## Record extracts
-- BEGIN --
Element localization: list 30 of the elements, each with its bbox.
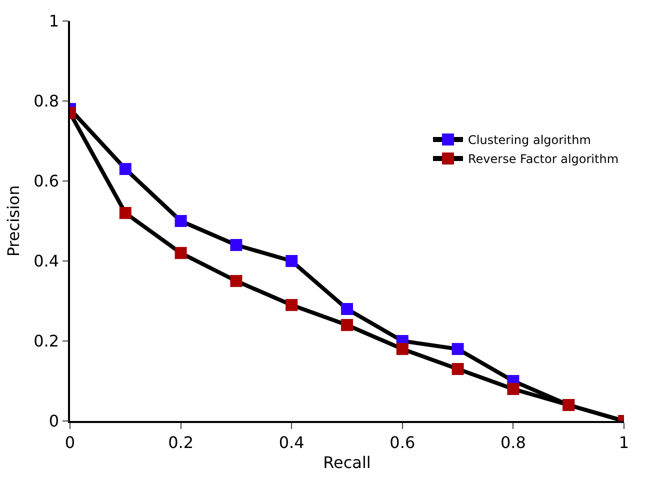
point [452,363,464,375]
x-tick-label: 0.6 [390,432,416,452]
point [230,275,242,287]
point [341,303,353,315]
point [286,255,298,267]
point [119,163,132,175]
point [452,343,464,355]
point [286,299,298,311]
x-tick-label: 1 [618,432,630,452]
x-tick-label: 0.8 [500,432,526,452]
point [507,383,520,395]
point [174,247,187,259]
point [230,239,242,251]
point [119,207,132,219]
x-tick-label: 0 [64,432,76,452]
y-tick-label: 0.6 [34,172,60,191]
y-axis-title: Precision [4,185,23,257]
y-tick-label: 0.4 [34,252,60,271]
y-tick-label: 0 [48,412,60,431]
y-tick-label: 1 [48,12,60,31]
y-tick-label: 0.8 [34,92,60,111]
point [396,343,408,355]
x-tick-label: 0.2 [168,432,194,452]
legend-label: Reverse Factor algorithm [468,152,619,166]
x-tick-label: 0.4 [278,432,304,452]
y-tick-label: 0.2 [34,332,60,351]
x-axis-title: Recall [323,453,371,472]
point [174,215,187,227]
legend-label: Clustering algorithm [468,133,591,148]
point [341,319,353,331]
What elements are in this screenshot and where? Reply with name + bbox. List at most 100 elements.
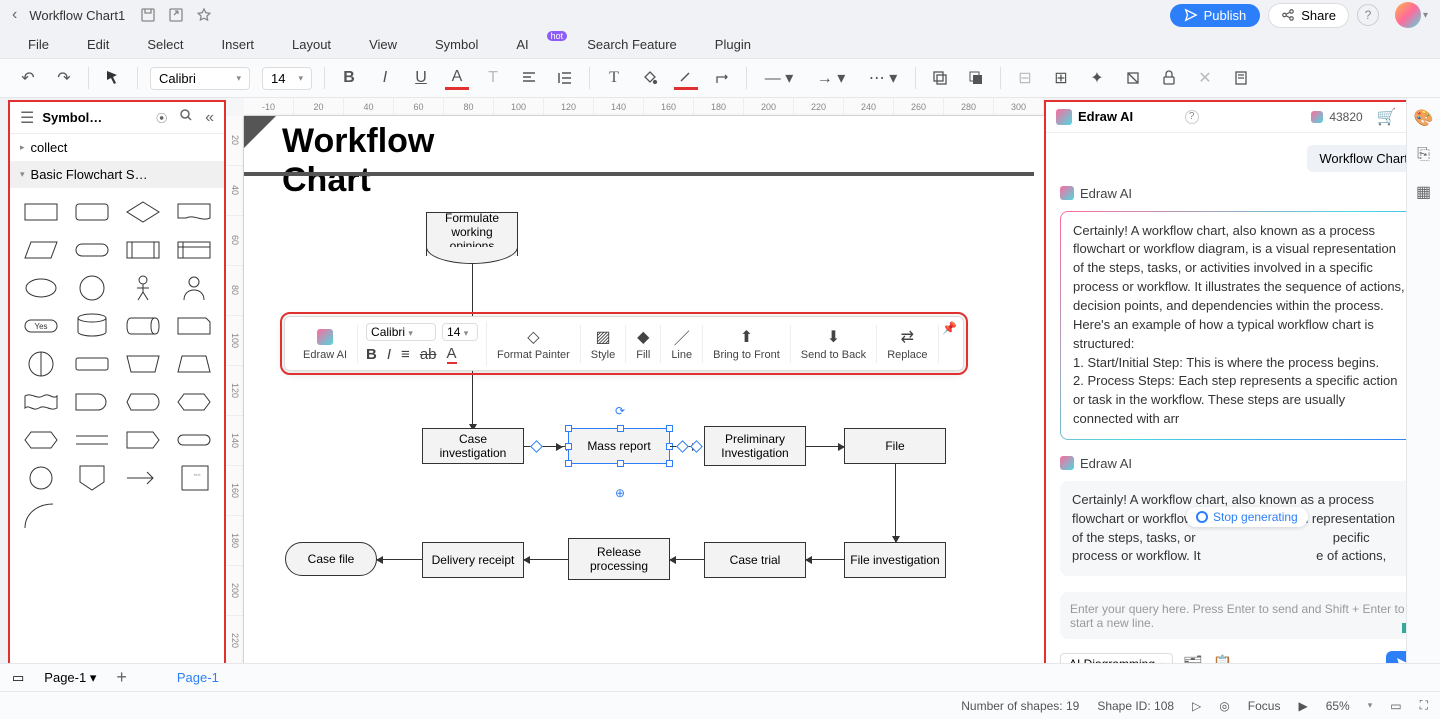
connector-icon[interactable] xyxy=(710,66,734,90)
shape-circle-half[interactable] xyxy=(18,348,63,380)
distribute-icon[interactable]: ⊞ xyxy=(1049,66,1073,90)
align-objects-icon[interactable]: ⊟ xyxy=(1013,66,1037,90)
cart-icon[interactable]: 🛒 xyxy=(1377,107,1397,127)
pages-icon[interactable]: ▭ xyxy=(12,670,24,686)
paint-bucket-icon[interactable]: 🎨 xyxy=(1414,108,1434,128)
text-tool-icon[interactable]: T xyxy=(602,66,626,90)
shape-tape[interactable] xyxy=(18,386,63,418)
menu-layout[interactable]: Layout xyxy=(292,37,331,52)
shape-offpage-connector[interactable] xyxy=(69,462,114,494)
zoom-value[interactable]: 65% xyxy=(1326,699,1350,713)
redo-icon[interactable]: ↷ xyxy=(52,66,76,90)
shape-loop-limit[interactable] xyxy=(171,386,216,418)
ctx-bold-icon[interactable]: B xyxy=(366,346,377,363)
share-button[interactable]: Share xyxy=(1268,3,1349,28)
ctx-italic-icon[interactable]: I xyxy=(387,346,391,363)
section-flowchart[interactable]: ▾Basic Flowchart S… xyxy=(10,161,224,188)
node-case-trial[interactable]: Case trial xyxy=(704,542,806,578)
layer-front-icon[interactable] xyxy=(964,66,988,90)
fit-page-icon[interactable]: ▭ xyxy=(1390,699,1401,713)
ctx-font-color-icon[interactable]: A xyxy=(447,345,457,364)
avatar[interactable] xyxy=(1395,2,1421,28)
tab-page-1[interactable]: Page-1 xyxy=(167,667,229,688)
menu-select[interactable]: Select xyxy=(147,37,183,52)
node-preliminary[interactable]: Preliminary Investigation xyxy=(704,426,806,466)
ctx-size-select[interactable]: 14 ▾ xyxy=(442,323,478,341)
layer-back-icon[interactable] xyxy=(928,66,952,90)
ctx-bring-front[interactable]: ⬆Bring to Front xyxy=(703,325,791,363)
node-delivery-receipt[interactable]: Delivery receipt xyxy=(422,542,524,578)
arrow-style-icon[interactable]: → ▾ xyxy=(811,66,851,90)
italic-icon[interactable]: I xyxy=(373,66,397,90)
star-icon[interactable] xyxy=(193,4,215,26)
menu-plugin[interactable]: Plugin xyxy=(715,37,751,52)
add-page-button[interactable]: + xyxy=(116,667,127,688)
shape-yes-pill[interactable]: Yes xyxy=(18,310,63,342)
line-color-icon[interactable] xyxy=(674,66,698,90)
shape-pill[interactable] xyxy=(171,424,216,456)
line-style-icon[interactable]: — ▾ xyxy=(759,66,799,90)
section-collect[interactable]: ▸collect xyxy=(10,134,224,161)
ctx-line[interactable]: ／Line xyxy=(661,325,703,363)
shape-manual-op[interactable] xyxy=(120,348,165,380)
status-focus[interactable]: Focus xyxy=(1248,699,1281,713)
zoom-play-icon[interactable]: ▶ xyxy=(1298,699,1307,713)
pin-icon[interactable]: 📌 xyxy=(942,321,957,335)
collapse-icon[interactable]: « xyxy=(205,109,214,127)
shape-parallel-lines[interactable] xyxy=(69,424,114,456)
focus-icon[interactable]: ◎ xyxy=(1219,699,1229,713)
search-icon[interactable] xyxy=(179,108,193,127)
shape-process[interactable] xyxy=(18,196,63,228)
play-icon[interactable]: ▷ xyxy=(1192,699,1201,713)
shape-card[interactable] xyxy=(171,310,216,342)
tools-icon[interactable]: ✕ xyxy=(1193,66,1217,90)
stop-generating-button[interactable]: Stop generating xyxy=(1186,507,1308,527)
save-icon[interactable] xyxy=(137,4,159,26)
ctx-fill[interactable]: ◆Fill xyxy=(626,325,661,363)
grid-icon[interactable]: ▦ xyxy=(1416,182,1431,202)
shape-database[interactable] xyxy=(69,310,114,342)
dash-style-icon[interactable]: ⋯ ▾ xyxy=(863,66,903,90)
node-case-file[interactable]: Case file xyxy=(285,542,377,576)
ctx-edraw-ai[interactable]: Edraw AI xyxy=(293,325,358,363)
node-file-investigation[interactable]: File investigation xyxy=(844,542,946,578)
menu-file[interactable]: File xyxy=(28,37,49,52)
node-mass-report[interactable]: Mass report xyxy=(568,428,670,464)
node-case-investigation[interactable]: Case investigation xyxy=(422,428,524,464)
shape-offpage[interactable] xyxy=(120,424,165,456)
shape-circle[interactable] xyxy=(69,272,114,304)
shape-internal-storage[interactable] xyxy=(171,234,216,266)
menu-view[interactable]: View xyxy=(369,37,397,52)
font-size-select[interactable]: 14▾ xyxy=(262,67,312,90)
underline-icon[interactable]: U xyxy=(409,66,433,90)
shape-decision[interactable] xyxy=(120,196,165,228)
shape-terminator[interactable] xyxy=(69,234,114,266)
sidebar-expand-icon[interactable]: ⦿ xyxy=(156,110,167,126)
node-file[interactable]: File xyxy=(844,428,946,464)
ctx-align-icon[interactable]: ≡ xyxy=(401,346,410,363)
shape-data[interactable] xyxy=(18,234,63,266)
shape-display[interactable] xyxy=(120,386,165,418)
menu-search[interactable]: Search Feature xyxy=(587,37,677,52)
line-spacing-icon[interactable] xyxy=(553,66,577,90)
canvas[interactable]: WorkflowChart Formulate working opinions… xyxy=(244,116,1044,691)
canvas-area[interactable]: -102040608010012014016018020022024026028… xyxy=(226,98,1044,691)
export-icon[interactable] xyxy=(165,4,187,26)
ai-input[interactable]: Enter your query here. Press Enter to se… xyxy=(1060,592,1420,639)
shape-predefined[interactable] xyxy=(120,234,165,266)
shape-document[interactable] xyxy=(171,196,216,228)
font-color-icon[interactable]: A xyxy=(445,66,469,90)
fullscreen-icon[interactable]: ⛶ xyxy=(1420,698,1428,713)
shape-actor[interactable] xyxy=(120,272,165,304)
ctx-style[interactable]: ▨Style xyxy=(581,325,626,363)
ctx-replace[interactable]: ⇄Replace xyxy=(877,325,938,363)
undo-icon[interactable]: ↶ xyxy=(16,66,40,90)
help-icon[interactable]: ? xyxy=(1357,4,1379,26)
insert-icon[interactable]: ⎘ xyxy=(1417,146,1430,164)
ctx-font-select[interactable]: Calibri ▾ xyxy=(366,323,436,341)
shape-stadium[interactable] xyxy=(69,348,114,380)
menu-edit[interactable]: Edit xyxy=(87,37,109,52)
menu-symbol[interactable]: Symbol xyxy=(435,37,478,52)
lock-icon[interactable] xyxy=(1157,66,1181,90)
back-button[interactable]: ‹ xyxy=(12,6,17,24)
-- END --
## Exercise requirements
Quote everything from the line containing "point [452,363,464,375]" down to the line containing "What elements are", with both of those lines included.

## Solution
point [452,363,464,375]
x-tick-label: 0.6 [390,432,416,452]
point [230,275,242,287]
point [341,303,353,315]
point [286,255,298,267]
point [119,163,132,175]
point [452,343,464,355]
point [286,299,298,311]
x-tick-label: 1 [618,432,630,452]
x-tick-label: 0.8 [500,432,526,452]
point [507,383,520,395]
point [174,247,187,259]
point [230,239,242,251]
point [119,207,132,219]
x-tick-label: 0 [64,432,76,452]
y-tick-label: 0.6 [34,172,60,191]
y-axis-title: Precision [4,185,23,257]
y-tick-label: 0.4 [34,252,60,271]
y-tick-label: 0 [48,412,60,431]
y-tick-label: 1 [48,12,60,31]
y-tick-label: 0.8 [34,92,60,111]
point [396,343,408,355]
x-tick-label: 0.2 [168,432,194,452]
legend-label: Reverse Factor algorithm [468,152,619,166]
x-tick-label: 0.4 [278,432,304,452]
y-tick-label: 0.2 [34,332,60,351]
x-axis-title: Recall [323,453,371,472]
point [174,215,187,227]
legend-label: Clustering algorithm [468,133,591,148]
point [341,319,353,331]
What elements are in this screenshot and where? Reply with name + bbox. List at most 100 elements.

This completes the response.